--- begin Input rows ---

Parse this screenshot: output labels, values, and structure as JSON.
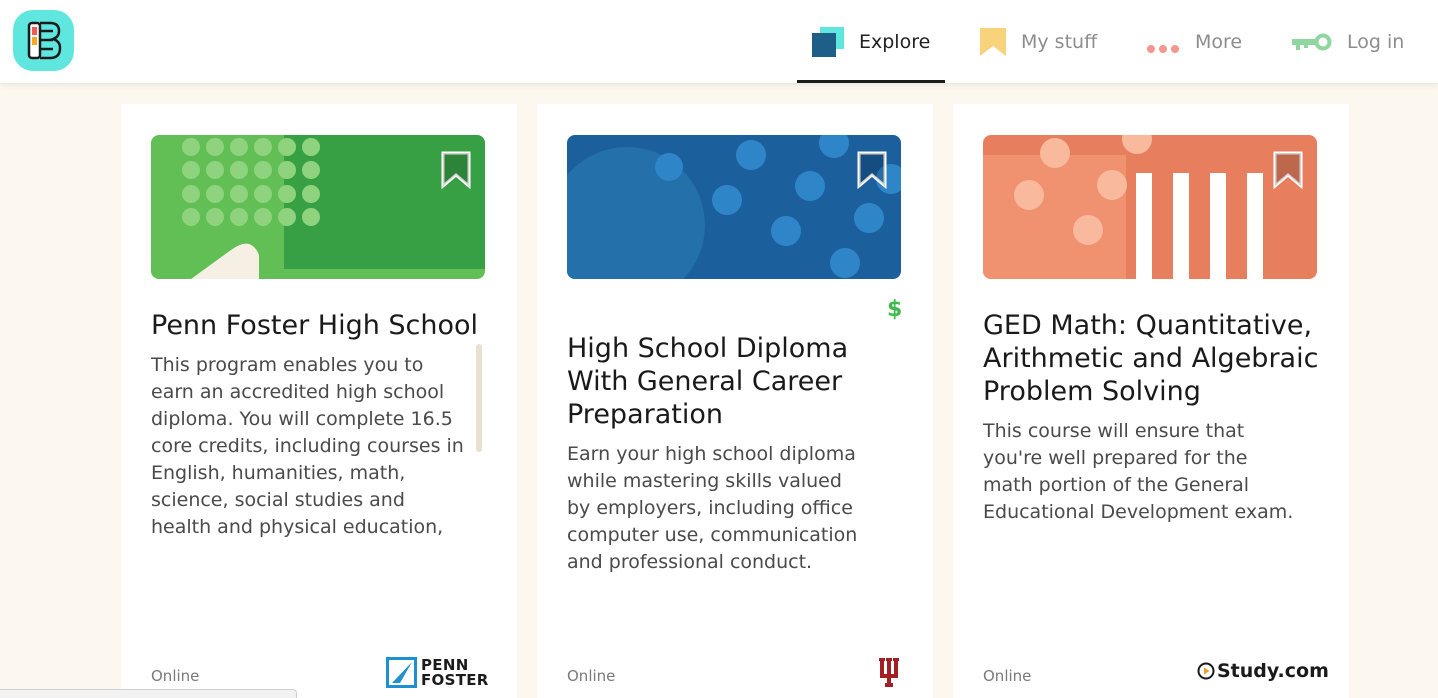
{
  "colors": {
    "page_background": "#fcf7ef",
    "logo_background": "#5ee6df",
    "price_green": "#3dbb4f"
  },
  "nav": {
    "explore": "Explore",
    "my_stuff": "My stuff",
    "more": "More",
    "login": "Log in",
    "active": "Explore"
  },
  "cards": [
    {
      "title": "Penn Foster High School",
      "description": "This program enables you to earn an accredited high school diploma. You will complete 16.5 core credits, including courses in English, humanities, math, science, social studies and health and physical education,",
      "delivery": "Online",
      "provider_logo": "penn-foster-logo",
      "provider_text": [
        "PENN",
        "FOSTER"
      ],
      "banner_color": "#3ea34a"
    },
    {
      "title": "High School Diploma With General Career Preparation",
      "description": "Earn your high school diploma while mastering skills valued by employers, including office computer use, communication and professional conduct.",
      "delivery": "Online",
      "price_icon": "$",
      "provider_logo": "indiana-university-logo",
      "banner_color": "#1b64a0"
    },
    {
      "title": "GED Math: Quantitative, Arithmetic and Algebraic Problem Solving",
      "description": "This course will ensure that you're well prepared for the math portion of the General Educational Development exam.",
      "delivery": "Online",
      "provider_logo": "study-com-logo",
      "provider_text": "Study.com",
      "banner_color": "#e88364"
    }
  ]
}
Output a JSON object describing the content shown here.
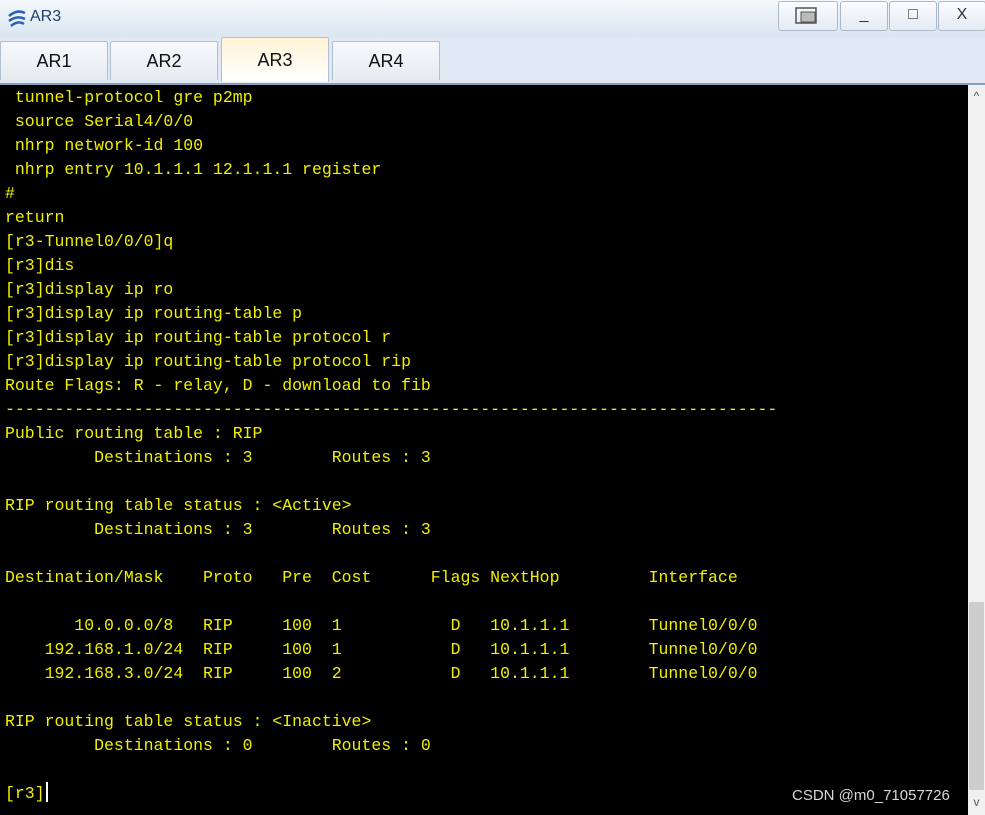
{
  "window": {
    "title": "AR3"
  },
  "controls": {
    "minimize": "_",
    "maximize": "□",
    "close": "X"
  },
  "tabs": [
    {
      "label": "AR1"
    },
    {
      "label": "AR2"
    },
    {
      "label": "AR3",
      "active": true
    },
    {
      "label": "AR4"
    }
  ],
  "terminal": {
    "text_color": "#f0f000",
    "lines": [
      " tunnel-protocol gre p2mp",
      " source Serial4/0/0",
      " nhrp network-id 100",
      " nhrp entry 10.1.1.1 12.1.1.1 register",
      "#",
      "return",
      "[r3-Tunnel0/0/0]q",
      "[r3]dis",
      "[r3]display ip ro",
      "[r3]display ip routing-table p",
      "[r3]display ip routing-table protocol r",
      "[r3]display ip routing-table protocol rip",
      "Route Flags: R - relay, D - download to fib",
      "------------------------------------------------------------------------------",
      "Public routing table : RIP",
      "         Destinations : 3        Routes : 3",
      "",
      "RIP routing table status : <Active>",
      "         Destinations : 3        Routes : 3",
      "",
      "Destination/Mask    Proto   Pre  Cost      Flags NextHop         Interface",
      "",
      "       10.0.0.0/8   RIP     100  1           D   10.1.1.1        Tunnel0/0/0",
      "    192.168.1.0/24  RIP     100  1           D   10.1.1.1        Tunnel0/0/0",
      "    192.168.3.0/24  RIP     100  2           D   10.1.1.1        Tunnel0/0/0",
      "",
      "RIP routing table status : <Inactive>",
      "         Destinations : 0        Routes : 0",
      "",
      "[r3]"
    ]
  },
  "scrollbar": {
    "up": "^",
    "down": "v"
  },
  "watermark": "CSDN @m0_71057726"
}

--- end Input rows ---
--- begin Input rows ---

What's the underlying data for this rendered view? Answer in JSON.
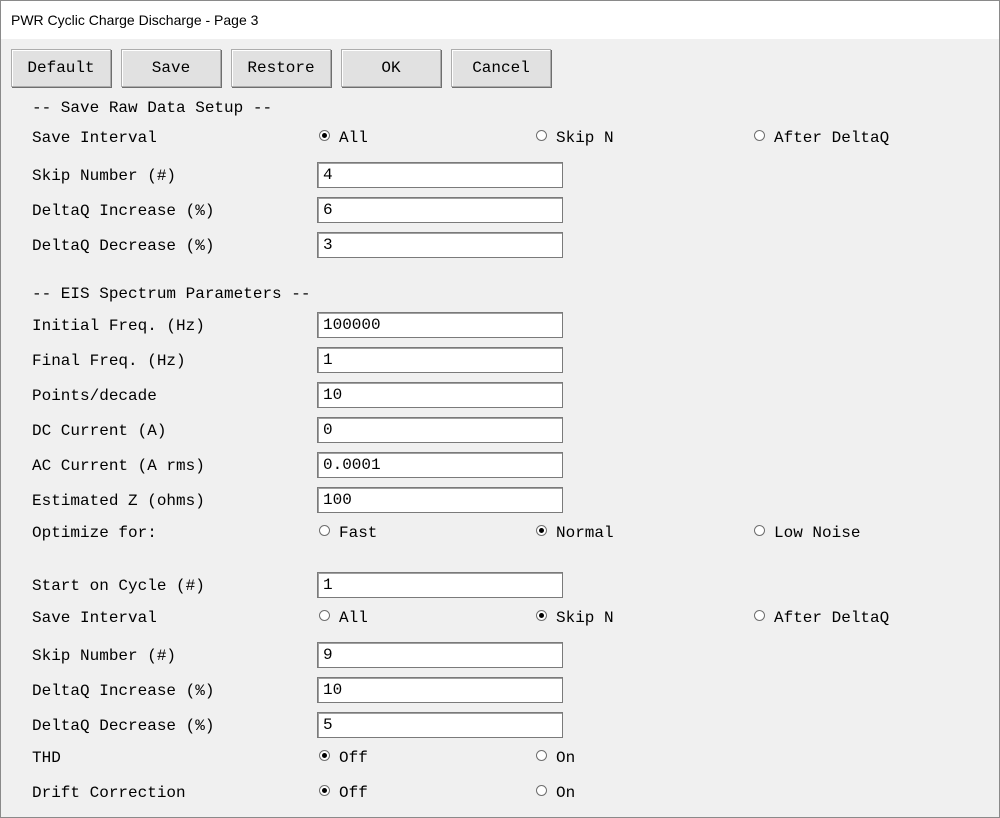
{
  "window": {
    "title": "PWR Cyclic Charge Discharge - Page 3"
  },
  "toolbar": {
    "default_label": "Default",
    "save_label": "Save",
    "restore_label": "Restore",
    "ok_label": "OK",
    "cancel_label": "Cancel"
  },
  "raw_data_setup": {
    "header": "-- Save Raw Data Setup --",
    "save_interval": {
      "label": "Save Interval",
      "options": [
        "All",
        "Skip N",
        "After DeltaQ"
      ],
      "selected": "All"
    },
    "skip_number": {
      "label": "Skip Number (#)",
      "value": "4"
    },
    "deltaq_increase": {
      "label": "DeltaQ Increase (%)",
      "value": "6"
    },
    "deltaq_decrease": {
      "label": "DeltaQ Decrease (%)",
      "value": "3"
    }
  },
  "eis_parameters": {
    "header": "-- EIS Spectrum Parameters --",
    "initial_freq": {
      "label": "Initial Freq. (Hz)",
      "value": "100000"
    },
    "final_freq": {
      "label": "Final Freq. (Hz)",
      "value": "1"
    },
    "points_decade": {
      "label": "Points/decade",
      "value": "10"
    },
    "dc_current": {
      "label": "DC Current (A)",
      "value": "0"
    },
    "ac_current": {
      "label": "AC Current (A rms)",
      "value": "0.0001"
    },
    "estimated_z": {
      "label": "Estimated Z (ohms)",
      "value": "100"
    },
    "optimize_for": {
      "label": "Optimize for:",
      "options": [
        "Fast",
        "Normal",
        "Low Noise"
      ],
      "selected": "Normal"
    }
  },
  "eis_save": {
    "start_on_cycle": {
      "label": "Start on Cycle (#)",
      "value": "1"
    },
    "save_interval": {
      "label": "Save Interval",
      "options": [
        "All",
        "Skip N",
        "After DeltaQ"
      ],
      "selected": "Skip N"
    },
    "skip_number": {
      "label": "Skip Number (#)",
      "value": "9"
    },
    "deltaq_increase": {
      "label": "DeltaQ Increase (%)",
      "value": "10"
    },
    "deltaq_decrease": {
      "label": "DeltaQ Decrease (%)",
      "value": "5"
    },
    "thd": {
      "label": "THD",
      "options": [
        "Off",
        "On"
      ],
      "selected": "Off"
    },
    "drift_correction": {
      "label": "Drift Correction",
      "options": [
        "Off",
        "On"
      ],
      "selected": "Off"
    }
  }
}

--- end Input rows ---

- Short exercise:
Locate the lines above that hold the word "JSON". Show every one of them.

- Answer to the task:
Parse this screenshot: output labels, values, and structure as JSON.
Output a JSON object describing the content shown here.
What's the underlying data for this rendered view? Answer in JSON.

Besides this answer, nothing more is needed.